MATERIALS PROVIDED:
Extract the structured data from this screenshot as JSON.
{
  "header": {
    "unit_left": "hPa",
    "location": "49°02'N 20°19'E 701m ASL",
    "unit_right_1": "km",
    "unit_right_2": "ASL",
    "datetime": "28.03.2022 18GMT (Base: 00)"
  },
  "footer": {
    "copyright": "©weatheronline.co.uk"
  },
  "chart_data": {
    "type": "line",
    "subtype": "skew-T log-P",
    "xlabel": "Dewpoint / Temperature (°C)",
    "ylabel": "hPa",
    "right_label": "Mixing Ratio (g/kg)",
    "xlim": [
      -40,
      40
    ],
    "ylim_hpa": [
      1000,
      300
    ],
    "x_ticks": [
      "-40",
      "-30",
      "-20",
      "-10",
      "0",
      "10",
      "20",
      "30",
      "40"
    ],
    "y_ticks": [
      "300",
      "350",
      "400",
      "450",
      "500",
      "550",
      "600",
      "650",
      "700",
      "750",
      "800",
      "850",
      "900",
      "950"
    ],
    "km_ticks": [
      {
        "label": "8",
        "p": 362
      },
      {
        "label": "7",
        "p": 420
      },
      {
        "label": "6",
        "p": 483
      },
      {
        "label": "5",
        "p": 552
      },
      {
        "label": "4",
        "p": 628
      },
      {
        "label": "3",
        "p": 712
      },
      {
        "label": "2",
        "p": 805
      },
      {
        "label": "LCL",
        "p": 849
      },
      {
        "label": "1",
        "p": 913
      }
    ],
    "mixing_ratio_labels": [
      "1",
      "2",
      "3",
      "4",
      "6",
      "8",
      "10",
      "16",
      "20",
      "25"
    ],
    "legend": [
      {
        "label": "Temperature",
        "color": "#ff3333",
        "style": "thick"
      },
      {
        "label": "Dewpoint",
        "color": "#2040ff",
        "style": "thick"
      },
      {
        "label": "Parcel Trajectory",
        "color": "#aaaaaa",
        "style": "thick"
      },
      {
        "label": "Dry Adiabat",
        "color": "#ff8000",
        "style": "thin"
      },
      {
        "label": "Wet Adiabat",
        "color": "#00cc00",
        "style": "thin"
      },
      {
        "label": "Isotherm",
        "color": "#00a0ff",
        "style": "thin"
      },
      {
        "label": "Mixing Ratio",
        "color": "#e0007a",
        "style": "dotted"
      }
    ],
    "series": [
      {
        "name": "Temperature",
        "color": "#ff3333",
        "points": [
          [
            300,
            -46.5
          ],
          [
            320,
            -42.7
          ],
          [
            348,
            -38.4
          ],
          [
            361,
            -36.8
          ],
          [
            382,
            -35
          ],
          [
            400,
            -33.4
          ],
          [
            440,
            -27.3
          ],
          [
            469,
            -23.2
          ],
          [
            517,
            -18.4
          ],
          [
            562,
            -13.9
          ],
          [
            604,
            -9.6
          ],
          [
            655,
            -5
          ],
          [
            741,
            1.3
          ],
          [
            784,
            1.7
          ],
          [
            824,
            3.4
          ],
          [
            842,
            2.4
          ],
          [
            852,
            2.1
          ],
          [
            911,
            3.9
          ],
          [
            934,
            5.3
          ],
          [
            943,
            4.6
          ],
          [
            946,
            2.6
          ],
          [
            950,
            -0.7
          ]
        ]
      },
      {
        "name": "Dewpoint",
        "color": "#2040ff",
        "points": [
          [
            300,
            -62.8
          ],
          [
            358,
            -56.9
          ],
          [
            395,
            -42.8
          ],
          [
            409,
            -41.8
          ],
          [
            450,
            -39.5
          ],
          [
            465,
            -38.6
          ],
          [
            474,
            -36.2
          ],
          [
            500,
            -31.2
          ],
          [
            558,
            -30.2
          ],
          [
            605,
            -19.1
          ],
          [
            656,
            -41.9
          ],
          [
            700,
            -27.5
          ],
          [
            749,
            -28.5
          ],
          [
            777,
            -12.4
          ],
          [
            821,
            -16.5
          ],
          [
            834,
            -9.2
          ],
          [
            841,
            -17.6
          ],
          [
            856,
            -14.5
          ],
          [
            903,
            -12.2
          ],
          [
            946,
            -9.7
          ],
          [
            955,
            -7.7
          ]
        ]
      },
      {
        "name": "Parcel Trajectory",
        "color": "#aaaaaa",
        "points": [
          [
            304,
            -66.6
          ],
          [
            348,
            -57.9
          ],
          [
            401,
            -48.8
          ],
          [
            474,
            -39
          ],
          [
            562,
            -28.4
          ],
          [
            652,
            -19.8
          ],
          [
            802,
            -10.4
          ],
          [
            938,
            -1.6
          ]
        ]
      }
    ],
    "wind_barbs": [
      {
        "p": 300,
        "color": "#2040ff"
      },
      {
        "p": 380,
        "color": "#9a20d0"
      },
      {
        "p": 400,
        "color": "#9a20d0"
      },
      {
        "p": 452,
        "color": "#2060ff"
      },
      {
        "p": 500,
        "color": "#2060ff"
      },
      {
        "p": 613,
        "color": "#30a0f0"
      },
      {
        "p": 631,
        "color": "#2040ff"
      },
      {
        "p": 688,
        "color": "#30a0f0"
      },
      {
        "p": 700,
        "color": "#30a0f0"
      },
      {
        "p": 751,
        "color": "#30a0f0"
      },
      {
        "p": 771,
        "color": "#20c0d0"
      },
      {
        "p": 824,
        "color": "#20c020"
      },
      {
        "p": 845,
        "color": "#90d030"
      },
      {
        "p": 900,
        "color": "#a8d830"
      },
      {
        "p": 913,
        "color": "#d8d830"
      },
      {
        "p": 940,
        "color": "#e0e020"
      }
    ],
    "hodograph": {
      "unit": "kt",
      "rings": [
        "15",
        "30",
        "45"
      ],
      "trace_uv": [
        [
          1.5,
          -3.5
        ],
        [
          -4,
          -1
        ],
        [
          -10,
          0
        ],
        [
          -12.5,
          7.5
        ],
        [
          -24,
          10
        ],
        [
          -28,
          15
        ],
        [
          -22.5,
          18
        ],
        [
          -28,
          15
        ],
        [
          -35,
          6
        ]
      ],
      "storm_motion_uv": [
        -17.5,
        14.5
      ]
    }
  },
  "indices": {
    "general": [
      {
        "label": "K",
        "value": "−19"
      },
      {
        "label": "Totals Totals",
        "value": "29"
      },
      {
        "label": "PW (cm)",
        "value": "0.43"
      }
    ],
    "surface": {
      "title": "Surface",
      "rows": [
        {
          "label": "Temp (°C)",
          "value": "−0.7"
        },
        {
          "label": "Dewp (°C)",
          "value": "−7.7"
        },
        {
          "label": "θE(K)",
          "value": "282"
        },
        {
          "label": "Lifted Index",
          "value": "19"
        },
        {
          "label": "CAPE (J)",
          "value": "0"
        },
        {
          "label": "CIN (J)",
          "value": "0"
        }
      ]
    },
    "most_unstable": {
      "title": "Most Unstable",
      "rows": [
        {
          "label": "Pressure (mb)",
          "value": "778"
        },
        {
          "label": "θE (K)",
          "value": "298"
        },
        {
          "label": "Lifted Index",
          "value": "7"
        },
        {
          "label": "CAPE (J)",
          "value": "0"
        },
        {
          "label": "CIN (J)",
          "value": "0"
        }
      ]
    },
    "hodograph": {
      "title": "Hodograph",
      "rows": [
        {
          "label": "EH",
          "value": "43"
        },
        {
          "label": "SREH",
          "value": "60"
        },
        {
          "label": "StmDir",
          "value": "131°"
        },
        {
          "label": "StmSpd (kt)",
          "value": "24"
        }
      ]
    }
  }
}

PROBLEM: Go through the records and copy each line with "Temperature" in it.

SOLUTION TO THIS TASK:
    "xlabel": "Dewpoint / Temperature (°C)",
        "label": "Temperature",
        "name": "Temperature",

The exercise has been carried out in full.